◆ **Set problem**
Send back the entries below exactly as they appear.

◆ **Input data**
---*---
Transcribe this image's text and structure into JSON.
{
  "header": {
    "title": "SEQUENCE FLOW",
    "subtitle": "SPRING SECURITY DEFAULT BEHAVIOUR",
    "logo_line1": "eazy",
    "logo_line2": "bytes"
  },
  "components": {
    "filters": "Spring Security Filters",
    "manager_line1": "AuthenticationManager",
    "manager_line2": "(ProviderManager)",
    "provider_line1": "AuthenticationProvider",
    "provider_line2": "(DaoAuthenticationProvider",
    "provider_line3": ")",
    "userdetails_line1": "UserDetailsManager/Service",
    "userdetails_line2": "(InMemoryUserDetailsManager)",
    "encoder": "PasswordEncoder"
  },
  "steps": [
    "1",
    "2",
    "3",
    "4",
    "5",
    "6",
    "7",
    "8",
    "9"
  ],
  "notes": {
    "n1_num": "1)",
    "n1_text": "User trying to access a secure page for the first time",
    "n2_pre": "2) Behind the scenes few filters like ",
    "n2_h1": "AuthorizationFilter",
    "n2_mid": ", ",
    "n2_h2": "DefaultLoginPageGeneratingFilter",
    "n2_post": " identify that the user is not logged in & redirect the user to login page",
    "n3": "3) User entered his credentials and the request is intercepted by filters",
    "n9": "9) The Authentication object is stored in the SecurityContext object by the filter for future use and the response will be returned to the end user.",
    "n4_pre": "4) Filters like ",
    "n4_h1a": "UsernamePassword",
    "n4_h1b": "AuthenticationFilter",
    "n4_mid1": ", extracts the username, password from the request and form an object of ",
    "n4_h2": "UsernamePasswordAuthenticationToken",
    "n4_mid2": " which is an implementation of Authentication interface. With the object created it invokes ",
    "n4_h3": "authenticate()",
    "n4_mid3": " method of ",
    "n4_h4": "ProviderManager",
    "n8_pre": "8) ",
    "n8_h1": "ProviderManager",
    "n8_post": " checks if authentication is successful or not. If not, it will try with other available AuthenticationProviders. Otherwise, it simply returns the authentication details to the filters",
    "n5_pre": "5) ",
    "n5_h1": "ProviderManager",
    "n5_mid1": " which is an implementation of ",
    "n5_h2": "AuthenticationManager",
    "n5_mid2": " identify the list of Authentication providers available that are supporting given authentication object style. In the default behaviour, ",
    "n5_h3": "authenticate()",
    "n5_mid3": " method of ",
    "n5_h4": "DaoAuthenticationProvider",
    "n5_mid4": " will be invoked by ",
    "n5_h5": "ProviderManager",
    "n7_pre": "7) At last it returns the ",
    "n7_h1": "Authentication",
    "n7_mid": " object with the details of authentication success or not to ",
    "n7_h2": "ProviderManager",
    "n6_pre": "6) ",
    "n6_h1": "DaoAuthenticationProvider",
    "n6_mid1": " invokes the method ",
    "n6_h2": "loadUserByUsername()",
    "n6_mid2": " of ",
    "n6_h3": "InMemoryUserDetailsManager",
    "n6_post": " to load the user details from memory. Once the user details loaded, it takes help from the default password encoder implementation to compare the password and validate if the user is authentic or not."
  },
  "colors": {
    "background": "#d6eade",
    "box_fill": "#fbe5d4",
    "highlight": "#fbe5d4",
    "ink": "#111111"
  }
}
---*---
◆ **Solution for this exercise**
Transcribe this image's text and structure into JSON.
{
  "header": {
    "title": "SEQUENCE FLOW",
    "subtitle": "SPRING SECURITY DEFAULT BEHAVIOUR",
    "logo_line1": "eazy",
    "logo_line2": "bytes"
  },
  "components": {
    "filters": "Spring Security Filters",
    "manager_line1": "AuthenticationManager",
    "manager_line2": "(ProviderManager)",
    "provider_line1": "AuthenticationProvider",
    "provider_line2": "(DaoAuthenticationProvider",
    "provider_line3": ")",
    "userdetails_line1": "UserDetailsManager/Service",
    "userdetails_line2": "(InMemoryUserDetailsManager)",
    "encoder": "PasswordEncoder"
  },
  "steps": [
    "1",
    "2",
    "3",
    "4",
    "5",
    "6",
    "7",
    "8",
    "9"
  ],
  "notes": {
    "n1_num": "1)",
    "n1_text": "User trying to access a secure page for the first time",
    "n2_pre": "2) Behind the scenes few filters like ",
    "n2_h1": "AuthorizationFilter",
    "n2_mid": ", ",
    "n2_h2": "DefaultLoginPageGeneratingFilter",
    "n2_post": " identify that the user is not logged in & redirect the user to login page",
    "n3": "3) User entered his credentials and the request is intercepted by filters",
    "n9": "9) The Authentication object is stored in the SecurityContext object by the filter for future use and the response will be returned to the end user.",
    "n4_pre": "4) Filters like ",
    "n4_h1a": "UsernamePassword",
    "n4_h1b": "AuthenticationFilter",
    "n4_mid1": ", extracts the username, password from the request and form an object of ",
    "n4_h2": "UsernamePasswordAuthenticationToken",
    "n4_mid2": " which is an implementation of Authentication interface. With the object created it invokes ",
    "n4_h3": "authenticate()",
    "n4_mid3": " method of ",
    "n4_h4": "ProviderManager",
    "n8_pre": "8) ",
    "n8_h1": "ProviderManager",
    "n8_post": " checks if authentication is successful or not. If not, it will try with other available AuthenticationProviders. Otherwise, it simply returns the authentication details to the filters",
    "n5_pre": "5) ",
    "n5_h1": "ProviderManager",
    "n5_mid1": " which is an implementation of ",
    "n5_h2": "AuthenticationManager",
    "n5_mid2": " identify the list of Authentication providers available that are supporting given authentication object style. In the default behaviour, ",
    "n5_h3": "authenticate()",
    "n5_mid3": " method of ",
    "n5_h4": "DaoAuthenticationProvider",
    "n5_mid4": " will be invoked by ",
    "n5_h5": "ProviderManager",
    "n7_pre": "7) At last it returns the ",
    "n7_h1": "Authentication",
    "n7_mid": " object with the details of authentication success or not to ",
    "n7_h2": "ProviderManager",
    "n6_pre": "6) ",
    "n6_h1": "DaoAuthenticationProvider",
    "n6_mid1": " invokes the method ",
    "n6_h2": "loadUserByUsername()",
    "n6_mid2": " of ",
    "n6_h3": "InMemoryUserDetailsManager",
    "n6_post": " to load the user details from memory. Once the user details loaded, it takes help from the default password encoder implementation to compare the password and validate if the user is authentic or not."
  },
  "colors": {
    "background": "#d6eade",
    "box_fill": "#fbe5d4",
    "highlight": "#fbe5d4",
    "ink": "#111111"
  }
}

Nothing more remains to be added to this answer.